■ DATASET:
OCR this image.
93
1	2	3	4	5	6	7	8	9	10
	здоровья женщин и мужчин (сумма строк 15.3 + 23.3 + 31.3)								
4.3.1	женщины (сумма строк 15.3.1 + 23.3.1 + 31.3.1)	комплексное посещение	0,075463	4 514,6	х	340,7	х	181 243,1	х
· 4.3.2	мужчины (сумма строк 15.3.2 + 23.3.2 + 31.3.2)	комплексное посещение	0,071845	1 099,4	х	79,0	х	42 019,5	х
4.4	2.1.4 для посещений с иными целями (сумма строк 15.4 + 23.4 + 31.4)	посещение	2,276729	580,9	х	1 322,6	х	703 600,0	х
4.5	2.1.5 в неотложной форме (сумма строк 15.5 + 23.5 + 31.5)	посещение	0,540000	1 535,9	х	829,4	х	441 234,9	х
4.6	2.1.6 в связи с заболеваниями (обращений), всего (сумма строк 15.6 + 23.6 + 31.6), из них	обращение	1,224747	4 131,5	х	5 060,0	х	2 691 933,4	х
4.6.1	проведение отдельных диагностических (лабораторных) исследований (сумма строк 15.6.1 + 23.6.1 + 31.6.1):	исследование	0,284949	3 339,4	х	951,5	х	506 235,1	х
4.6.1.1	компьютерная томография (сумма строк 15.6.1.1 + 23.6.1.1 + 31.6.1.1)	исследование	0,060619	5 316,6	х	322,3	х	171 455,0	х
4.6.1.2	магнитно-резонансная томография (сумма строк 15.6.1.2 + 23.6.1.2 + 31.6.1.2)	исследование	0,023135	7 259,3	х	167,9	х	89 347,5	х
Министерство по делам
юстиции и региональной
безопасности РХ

==

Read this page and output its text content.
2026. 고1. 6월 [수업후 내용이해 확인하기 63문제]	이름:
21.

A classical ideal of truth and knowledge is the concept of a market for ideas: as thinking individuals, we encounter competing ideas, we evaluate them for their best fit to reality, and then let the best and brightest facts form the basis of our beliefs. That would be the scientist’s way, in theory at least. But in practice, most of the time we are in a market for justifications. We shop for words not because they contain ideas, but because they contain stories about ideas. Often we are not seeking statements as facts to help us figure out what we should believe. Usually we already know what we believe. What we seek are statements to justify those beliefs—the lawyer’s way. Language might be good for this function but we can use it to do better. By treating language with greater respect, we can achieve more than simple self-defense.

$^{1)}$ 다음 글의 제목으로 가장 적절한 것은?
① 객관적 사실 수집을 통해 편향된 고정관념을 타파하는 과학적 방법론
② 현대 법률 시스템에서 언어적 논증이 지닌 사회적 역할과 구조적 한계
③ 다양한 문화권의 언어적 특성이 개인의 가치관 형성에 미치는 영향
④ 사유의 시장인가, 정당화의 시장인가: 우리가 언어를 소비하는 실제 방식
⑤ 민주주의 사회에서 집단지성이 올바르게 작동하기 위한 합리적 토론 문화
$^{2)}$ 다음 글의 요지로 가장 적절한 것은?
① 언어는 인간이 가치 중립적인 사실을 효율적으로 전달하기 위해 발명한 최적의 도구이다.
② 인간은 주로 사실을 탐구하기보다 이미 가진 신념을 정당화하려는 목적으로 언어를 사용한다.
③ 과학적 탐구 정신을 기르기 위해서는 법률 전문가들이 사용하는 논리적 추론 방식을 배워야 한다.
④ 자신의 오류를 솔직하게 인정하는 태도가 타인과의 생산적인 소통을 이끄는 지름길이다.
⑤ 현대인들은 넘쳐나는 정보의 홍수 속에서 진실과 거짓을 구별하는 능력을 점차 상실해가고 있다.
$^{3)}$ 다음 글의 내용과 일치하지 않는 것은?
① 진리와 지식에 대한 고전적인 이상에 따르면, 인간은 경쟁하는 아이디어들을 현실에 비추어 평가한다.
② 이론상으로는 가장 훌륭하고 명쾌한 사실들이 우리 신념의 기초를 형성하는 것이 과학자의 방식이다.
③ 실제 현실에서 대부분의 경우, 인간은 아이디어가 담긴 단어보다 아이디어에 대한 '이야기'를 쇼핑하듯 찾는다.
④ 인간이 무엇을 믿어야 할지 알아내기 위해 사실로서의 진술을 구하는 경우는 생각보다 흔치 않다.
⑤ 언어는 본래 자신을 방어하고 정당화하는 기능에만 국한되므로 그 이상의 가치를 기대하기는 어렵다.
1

* * *

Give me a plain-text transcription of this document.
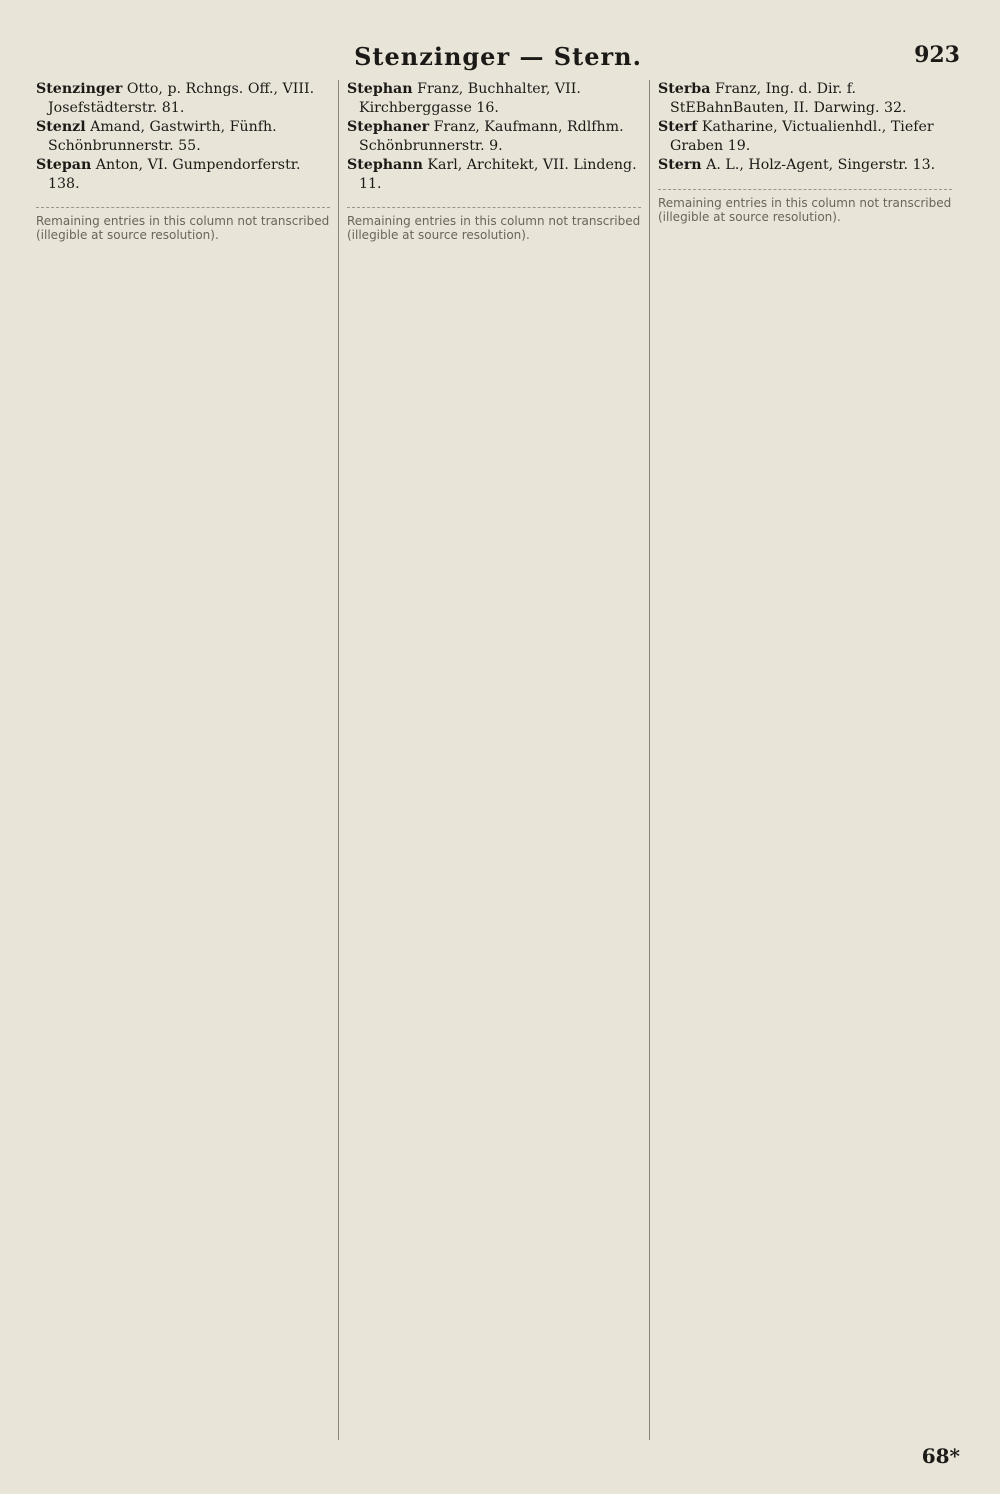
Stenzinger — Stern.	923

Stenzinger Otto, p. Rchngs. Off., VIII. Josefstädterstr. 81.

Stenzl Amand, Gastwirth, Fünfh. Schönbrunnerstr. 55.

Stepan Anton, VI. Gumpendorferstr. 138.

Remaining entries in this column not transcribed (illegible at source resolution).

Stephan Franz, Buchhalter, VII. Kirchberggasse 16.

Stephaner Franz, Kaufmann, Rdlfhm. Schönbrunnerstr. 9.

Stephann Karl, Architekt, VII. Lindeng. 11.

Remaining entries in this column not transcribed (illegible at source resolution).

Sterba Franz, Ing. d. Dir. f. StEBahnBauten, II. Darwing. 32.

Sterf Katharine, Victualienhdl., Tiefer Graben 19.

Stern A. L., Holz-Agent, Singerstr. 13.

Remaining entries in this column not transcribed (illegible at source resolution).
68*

■ PROBLEM REQUIREMENTS: Reply with only the number of lines in the entries that contain the word "text".

■ SOLUTION TO THE PROBLEM: 2